Ball motion with Sage

Jose Guzman(*) and Ignacio Delgado

version 1.0.1

December 09, 2009

(*) This file is under construction. Please send any suggestions or comments to [email protected]

Index

1. Introduction:

We will consider the equation to describe the vertical motion of a ball, and analyze and solve with Sage. Code is extensively commented through the notebook and should be self-explanatory. Comments and suggestions are greatly appreciated.

2. Ball motion equation:

From Newton's second law of motion we can write a mathematical formulation of a ball motion. With this equation we can calculate the ball's vertical position (y) according to the time as follows:

$y(t) = V_ot -\frac{1}{2}gt^2$

where $y$ is the vertical distance, $V_o$ is the initial velocity of the ball, $g$ is the acceleration of gravity, and $t$ is time.

# define equation
var('t,v0,g') # symbolic variables
y(t)=v0*t-(g*t**2)/2 # ball motion equation

#result = y.subs(v0=5,g=9.81,t=1)
#print result.pyobject() # we need pyobject() to get the value

3. Solving the equation with Sage:

We can look for for solutions to the equation a y=0, to know the time it takes for the ball to move upwards and returns to y again.

$V_ot -\frac{1}{2}gt^2 =0 ; t(V_o -\frac{1}{2}gt) = 0$

We have two possible solutions, corresponding to

$t=0$ or $t=2V_o/g$

We can easily solve this with Sage.

* **JOB A**
Can you arrange the rows, starting at the first one and ending at the row that contains "point-label: 162 [927,503,967,530]", as a numbered list with blank lines left out?
The rows have no connection to the ball motion text.

* **DATA RECORDS**
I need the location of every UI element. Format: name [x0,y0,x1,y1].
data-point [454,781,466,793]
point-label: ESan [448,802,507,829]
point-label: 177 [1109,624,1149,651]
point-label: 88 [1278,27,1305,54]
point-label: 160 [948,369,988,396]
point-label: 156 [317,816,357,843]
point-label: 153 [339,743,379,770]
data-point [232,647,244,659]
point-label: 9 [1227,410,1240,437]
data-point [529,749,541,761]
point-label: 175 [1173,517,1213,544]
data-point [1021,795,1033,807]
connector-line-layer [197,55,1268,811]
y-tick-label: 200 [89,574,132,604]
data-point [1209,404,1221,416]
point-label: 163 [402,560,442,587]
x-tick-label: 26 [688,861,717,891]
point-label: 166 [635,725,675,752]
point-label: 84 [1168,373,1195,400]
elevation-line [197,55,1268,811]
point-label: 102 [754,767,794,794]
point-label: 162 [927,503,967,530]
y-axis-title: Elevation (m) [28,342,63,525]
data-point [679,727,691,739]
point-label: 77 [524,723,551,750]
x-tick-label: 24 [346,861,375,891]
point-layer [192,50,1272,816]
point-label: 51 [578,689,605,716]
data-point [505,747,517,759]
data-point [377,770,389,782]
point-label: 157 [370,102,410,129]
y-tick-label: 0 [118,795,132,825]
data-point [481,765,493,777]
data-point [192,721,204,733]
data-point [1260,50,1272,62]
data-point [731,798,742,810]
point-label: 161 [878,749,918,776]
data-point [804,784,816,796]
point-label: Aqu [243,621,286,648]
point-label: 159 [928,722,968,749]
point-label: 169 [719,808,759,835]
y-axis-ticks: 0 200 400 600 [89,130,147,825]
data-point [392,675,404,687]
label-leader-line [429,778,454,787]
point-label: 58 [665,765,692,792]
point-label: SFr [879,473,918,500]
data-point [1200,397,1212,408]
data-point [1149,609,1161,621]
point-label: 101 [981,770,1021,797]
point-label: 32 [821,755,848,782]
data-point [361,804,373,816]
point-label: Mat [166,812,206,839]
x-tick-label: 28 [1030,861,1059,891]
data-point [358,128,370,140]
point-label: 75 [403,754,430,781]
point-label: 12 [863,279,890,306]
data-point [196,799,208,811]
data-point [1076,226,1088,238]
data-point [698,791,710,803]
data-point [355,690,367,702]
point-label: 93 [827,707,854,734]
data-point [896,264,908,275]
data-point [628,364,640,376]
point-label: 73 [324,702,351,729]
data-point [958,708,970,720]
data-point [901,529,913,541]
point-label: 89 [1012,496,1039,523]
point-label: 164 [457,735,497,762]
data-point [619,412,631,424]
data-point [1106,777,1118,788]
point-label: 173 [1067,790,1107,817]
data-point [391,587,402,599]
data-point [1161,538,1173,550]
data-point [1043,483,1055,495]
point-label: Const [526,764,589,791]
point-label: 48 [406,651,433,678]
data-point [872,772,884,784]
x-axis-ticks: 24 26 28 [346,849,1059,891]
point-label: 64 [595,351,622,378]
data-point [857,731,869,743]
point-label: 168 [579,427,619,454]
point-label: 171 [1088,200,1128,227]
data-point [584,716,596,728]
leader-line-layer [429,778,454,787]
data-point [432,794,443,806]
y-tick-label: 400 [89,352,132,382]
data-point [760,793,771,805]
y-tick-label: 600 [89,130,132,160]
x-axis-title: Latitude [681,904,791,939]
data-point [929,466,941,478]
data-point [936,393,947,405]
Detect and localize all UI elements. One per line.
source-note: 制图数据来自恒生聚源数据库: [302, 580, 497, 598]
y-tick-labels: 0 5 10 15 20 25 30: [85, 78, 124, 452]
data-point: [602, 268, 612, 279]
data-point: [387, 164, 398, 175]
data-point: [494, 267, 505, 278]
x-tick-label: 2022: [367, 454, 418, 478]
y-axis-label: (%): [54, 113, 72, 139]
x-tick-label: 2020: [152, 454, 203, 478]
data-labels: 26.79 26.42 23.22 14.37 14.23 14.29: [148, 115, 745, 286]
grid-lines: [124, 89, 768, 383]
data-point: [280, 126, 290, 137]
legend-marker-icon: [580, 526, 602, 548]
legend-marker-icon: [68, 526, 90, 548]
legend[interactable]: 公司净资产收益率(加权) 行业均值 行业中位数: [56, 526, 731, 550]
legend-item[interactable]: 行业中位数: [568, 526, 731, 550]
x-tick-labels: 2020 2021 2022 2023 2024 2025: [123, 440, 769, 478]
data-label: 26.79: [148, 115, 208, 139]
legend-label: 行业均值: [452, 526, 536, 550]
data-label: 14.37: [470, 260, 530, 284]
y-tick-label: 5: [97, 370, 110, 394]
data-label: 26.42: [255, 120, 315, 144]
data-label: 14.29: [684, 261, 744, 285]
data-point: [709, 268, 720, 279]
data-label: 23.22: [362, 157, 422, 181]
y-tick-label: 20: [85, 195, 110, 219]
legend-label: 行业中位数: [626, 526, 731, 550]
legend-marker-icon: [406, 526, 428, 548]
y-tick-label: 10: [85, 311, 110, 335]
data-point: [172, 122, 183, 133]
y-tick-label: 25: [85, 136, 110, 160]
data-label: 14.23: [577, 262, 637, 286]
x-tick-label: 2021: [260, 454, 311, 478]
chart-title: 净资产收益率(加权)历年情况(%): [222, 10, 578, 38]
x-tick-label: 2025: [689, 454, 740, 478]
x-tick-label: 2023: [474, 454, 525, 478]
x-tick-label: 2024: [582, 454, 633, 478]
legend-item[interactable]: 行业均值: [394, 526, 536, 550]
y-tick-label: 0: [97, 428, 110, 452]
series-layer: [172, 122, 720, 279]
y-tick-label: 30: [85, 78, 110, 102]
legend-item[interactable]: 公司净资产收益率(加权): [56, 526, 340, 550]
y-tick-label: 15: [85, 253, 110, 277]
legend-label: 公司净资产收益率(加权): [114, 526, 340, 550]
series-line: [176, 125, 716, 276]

* **JOB B**
What two solutions does the ball motion text give for y = 0?

* **COMPLETE RESPONSE A**
1. I need the location of every UI element. Format: name [x0,y0,x1,y1].
2. data-point [454,781,466,793]
3. point-label: ESan [448,802,507,829]
4. point-label: 177 [1109,624,1149,651]
5. point-label: 88 [1278,27,1305,54]
6. point-label: 160 [948,369,988,396]
7. point-label: 156 [317,816,357,843]
8. point-label: 153 [339,743,379,770]
9. data-point [232,647,244,659]
10. point-label: 9 [1227,410,1240,437]
11. data-point [529,749,541,761]
12. point-label: 175 [1173,517,1213,544]
13. data-point [1021,795,1033,807]
14. connector-line-layer [197,55,1268,811]
15. y-tick-label: 200 [89,574,132,604]
16. data-point [1209,404,1221,416]
17. point-label: 163 [402,560,442,587]
18. x-tick-label: 26 [688,861,717,891]
19. point-label: 166 [635,725,675,752]
20. point-label: 84 [1168,373,1195,400]
21. elevation-line [197,55,1268,811]
22. point-label: 102 [754,767,794,794]
23. point-label: 162 [927,503,967,530]

* **COMPLETE RESPONSE B**
t = 0 or t = 2V_o/g